Given task: Tally the lines of the data that include the word "Szilágyi" and state the total, nothing else.

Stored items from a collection
══════════

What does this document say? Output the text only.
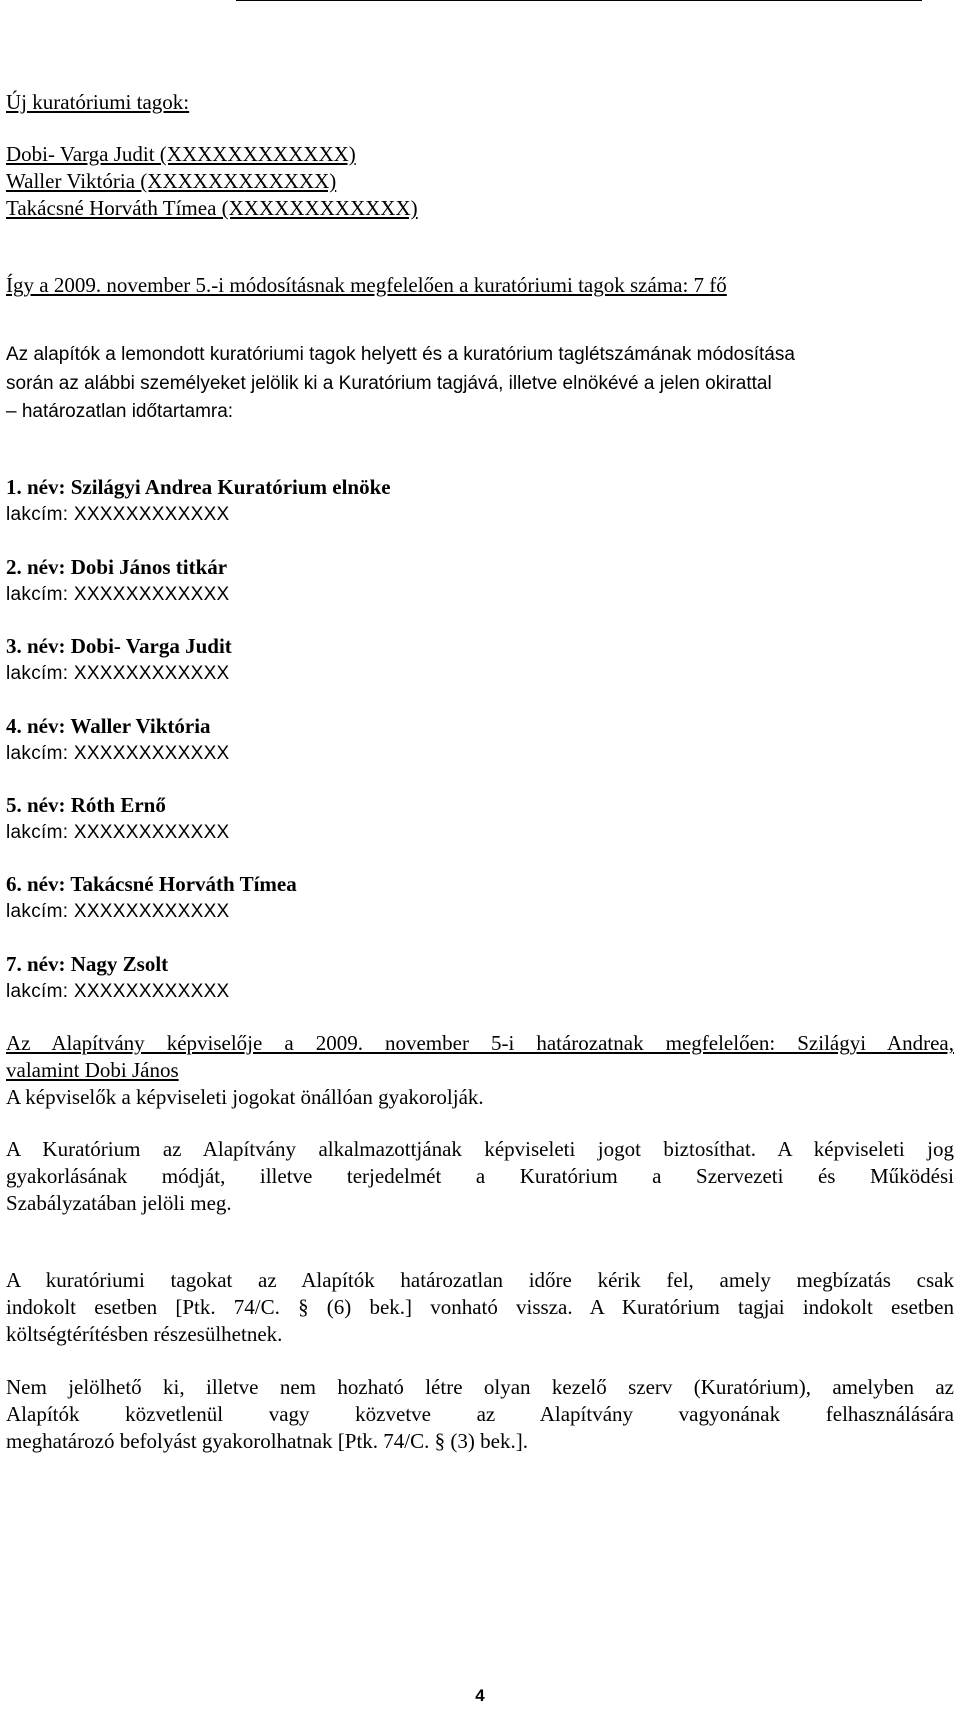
Új kuratóriumi tagok:

Dobi- Varga Judit (XXXXXXXXXXXX)
Waller Viktória (XXXXXXXXXXXX)
Takácsné Horváth Tímea (XXXXXXXXXXXX)

Így a 2009. november 5.-i módosításnak megfelelően a kuratóriumi tagok száma: 7 fő

Az alapítók a lemondott kuratóriumi tagok helyett és a kuratórium taglétszámának módosítása
során az alábbi személyeket jelölik ki a Kuratórium tagjává, illetve elnökévé a jelen okirattal
– határozatlan időtartamra:
1. név: Szilágyi Andrea Kuratórium elnöke
lakcím: XXXXXXXXXXXX
2. név: Dobi János titkár
lakcím: XXXXXXXXXXXX
3. név: Dobi- Varga Judit
lakcím: XXXXXXXXXXXX
4. név: Waller Viktória
lakcím: XXXXXXXXXXXX
5. név: Róth Ernő
lakcím: XXXXXXXXXXXX
6. név: Takácsné Horváth Tímea
lakcím: XXXXXXXXXXXX
7. név: Nagy Zsolt
lakcím: XXXXXXXXXXXX
Az Alapítvány képviselője a 2009. november 5-i határozatnak megfelelően: Szilágyi Andrea,
valamint Dobi János
A képviselők a képviseleti jogokat önállóan gyakorolják.
A Kuratórium az Alapítvány alkalmazottjának képviseleti jogot biztosíthat. A képviseleti jog
gyakorlásának módját, illetve terjedelmét a Kuratórium a Szervezeti és Működési
Szabályzatában jelöli meg.
A kuratóriumi tagokat az Alapítók határozatlan időre kérik fel, amely megbízatás csak
indokolt esetben [Ptk. 74/C. § (6) bek.] vonható vissza. A Kuratórium tagjai indokolt esetben
költségtérítésben részesülhetnek.
Nem jelölhető ki, illetve nem hozható létre olyan kezelő szerv (Kuratórium), amelyben az
Alapítók közvetlenül vagy közvetve az Alapítvány vagyonának felhasználására
meghatározó befolyást gyakorolhatnak [Ptk. 74/C. § (3) bek.].
4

══════════

Response to the task: 2